(Supplied entries):
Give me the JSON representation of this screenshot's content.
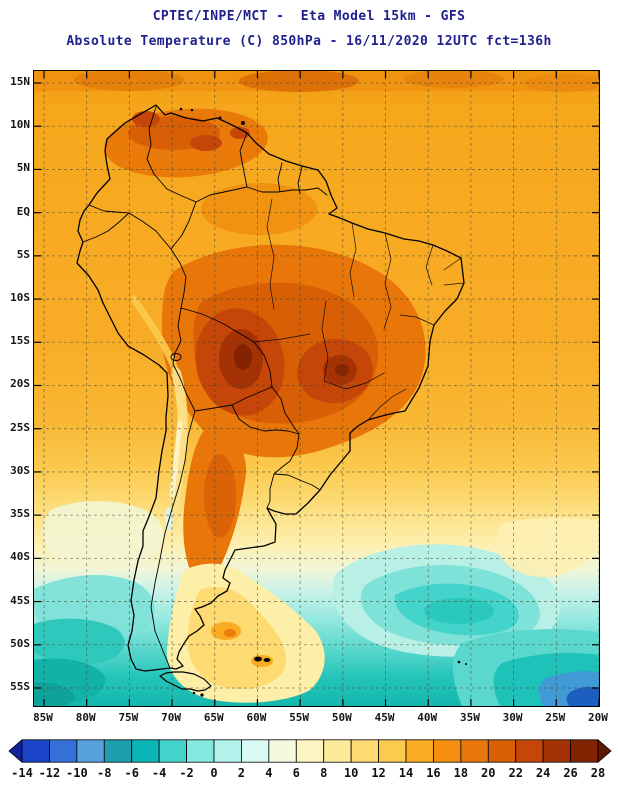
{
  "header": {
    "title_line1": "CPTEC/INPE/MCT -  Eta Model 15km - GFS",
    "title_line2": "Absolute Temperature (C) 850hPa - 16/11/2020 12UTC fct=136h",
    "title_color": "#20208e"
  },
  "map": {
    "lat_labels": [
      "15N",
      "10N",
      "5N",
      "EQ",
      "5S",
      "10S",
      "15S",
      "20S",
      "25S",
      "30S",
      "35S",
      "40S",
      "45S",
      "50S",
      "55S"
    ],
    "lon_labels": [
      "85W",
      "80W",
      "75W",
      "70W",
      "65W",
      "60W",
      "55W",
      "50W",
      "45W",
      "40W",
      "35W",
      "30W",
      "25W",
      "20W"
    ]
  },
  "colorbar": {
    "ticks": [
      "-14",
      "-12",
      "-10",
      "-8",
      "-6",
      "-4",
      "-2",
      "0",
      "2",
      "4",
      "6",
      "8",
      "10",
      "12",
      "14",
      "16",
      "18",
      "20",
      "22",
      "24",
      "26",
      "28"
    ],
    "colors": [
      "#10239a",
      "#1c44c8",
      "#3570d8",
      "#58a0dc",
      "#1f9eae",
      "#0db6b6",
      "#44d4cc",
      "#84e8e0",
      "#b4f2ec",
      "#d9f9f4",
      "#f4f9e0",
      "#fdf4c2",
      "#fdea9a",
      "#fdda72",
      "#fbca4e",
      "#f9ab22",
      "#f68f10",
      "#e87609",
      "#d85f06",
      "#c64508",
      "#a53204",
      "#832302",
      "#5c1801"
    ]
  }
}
---
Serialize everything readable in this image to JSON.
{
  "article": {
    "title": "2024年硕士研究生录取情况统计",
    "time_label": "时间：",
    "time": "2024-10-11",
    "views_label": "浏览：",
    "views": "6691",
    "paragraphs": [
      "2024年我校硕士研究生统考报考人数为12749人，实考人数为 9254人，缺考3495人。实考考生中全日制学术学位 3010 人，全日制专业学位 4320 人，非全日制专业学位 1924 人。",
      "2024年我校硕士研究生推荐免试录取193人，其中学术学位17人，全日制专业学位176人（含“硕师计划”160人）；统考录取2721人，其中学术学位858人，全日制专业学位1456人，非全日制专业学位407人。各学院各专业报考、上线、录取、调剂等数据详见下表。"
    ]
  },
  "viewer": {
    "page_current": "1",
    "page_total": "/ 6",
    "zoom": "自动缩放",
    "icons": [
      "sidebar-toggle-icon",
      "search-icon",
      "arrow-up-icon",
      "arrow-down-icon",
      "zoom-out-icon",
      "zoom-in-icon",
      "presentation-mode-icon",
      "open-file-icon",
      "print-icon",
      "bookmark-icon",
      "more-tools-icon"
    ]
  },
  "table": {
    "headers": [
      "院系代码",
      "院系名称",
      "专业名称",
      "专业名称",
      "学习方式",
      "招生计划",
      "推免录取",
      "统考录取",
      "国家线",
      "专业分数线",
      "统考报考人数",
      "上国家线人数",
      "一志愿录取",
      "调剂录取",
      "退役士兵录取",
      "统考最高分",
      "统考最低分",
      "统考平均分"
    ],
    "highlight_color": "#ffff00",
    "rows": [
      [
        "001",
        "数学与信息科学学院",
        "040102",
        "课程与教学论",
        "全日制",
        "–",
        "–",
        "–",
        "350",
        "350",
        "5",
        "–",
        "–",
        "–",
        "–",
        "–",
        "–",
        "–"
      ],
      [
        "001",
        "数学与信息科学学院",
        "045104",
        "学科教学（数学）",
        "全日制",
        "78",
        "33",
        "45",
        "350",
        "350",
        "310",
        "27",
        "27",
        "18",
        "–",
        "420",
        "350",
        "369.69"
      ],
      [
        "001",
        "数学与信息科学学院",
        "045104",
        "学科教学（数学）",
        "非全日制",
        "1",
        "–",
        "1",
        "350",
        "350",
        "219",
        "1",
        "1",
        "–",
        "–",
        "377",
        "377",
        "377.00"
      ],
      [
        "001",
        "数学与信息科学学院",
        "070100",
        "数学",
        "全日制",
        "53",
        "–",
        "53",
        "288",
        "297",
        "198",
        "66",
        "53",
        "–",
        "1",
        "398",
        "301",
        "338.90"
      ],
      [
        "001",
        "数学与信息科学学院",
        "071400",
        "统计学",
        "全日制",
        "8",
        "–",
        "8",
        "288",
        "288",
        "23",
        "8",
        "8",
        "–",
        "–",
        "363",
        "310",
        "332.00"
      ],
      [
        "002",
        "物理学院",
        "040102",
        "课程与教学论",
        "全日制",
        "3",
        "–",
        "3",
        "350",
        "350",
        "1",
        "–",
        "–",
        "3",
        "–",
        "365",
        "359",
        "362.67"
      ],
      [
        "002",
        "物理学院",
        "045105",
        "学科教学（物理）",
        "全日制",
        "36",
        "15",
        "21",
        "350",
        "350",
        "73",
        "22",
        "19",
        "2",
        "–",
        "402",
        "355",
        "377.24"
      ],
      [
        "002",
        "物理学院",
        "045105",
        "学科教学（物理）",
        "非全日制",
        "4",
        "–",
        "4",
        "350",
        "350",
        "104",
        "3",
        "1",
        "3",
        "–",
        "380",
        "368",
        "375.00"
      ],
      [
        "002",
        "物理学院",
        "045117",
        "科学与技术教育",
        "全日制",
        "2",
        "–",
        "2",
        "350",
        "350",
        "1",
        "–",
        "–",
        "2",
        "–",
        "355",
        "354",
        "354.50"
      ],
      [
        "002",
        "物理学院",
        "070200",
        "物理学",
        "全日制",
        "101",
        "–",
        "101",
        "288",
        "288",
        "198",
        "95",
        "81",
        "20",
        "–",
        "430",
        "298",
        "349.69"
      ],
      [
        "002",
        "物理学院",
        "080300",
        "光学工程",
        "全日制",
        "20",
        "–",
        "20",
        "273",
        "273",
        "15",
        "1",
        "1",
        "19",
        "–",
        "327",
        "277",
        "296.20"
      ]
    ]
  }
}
...
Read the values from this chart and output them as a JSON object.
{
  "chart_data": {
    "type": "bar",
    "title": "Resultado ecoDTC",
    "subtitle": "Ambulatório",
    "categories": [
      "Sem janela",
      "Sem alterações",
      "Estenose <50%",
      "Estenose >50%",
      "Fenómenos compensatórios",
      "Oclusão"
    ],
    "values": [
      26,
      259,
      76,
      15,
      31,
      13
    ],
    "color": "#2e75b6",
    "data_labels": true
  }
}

(Task statement):
Give only the count of lines in this material that contain the string "JSON".

(Reply):
3